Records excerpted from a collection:
— Start —
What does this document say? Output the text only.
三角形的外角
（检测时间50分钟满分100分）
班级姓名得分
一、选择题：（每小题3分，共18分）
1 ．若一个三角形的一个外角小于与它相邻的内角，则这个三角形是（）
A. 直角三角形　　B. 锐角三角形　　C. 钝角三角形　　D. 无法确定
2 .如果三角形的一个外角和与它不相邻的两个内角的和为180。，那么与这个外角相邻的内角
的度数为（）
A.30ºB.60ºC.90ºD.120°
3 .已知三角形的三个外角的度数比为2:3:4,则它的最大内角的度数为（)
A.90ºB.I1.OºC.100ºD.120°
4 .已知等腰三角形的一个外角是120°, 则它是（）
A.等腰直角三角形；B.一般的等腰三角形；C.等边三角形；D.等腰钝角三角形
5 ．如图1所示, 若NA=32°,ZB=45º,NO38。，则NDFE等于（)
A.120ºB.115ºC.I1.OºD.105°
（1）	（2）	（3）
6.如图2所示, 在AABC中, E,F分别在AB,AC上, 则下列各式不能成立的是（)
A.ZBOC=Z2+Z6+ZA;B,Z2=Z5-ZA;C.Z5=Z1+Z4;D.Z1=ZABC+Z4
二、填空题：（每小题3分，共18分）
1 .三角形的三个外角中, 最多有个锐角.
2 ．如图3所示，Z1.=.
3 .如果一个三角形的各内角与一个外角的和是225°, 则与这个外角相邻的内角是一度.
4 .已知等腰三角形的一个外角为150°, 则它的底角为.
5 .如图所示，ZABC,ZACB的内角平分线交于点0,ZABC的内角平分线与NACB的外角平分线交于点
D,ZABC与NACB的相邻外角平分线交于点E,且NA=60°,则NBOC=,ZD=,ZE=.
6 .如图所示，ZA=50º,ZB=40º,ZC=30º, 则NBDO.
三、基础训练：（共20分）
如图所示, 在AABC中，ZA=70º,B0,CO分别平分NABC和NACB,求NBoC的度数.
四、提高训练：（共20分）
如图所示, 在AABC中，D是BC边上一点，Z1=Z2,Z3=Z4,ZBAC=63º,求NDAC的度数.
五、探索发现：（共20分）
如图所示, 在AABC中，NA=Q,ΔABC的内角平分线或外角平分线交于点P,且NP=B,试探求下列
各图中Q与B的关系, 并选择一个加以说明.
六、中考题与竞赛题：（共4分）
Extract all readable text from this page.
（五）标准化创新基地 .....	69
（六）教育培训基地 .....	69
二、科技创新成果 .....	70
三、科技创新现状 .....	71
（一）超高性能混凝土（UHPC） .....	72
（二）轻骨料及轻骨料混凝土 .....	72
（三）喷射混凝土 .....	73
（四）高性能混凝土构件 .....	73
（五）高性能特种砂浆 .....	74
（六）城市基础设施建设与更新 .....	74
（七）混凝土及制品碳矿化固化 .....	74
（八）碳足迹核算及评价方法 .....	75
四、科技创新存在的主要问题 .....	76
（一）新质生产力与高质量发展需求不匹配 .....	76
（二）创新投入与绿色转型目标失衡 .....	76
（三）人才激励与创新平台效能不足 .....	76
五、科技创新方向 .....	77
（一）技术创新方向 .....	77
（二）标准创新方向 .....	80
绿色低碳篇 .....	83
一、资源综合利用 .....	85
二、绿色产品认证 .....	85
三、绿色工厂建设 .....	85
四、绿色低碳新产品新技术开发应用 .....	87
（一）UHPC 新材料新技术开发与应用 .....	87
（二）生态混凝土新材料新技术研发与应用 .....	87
— End —
Stated exercise: Say how many lines contain "this", and give nothing but that number.

Exercise output: 2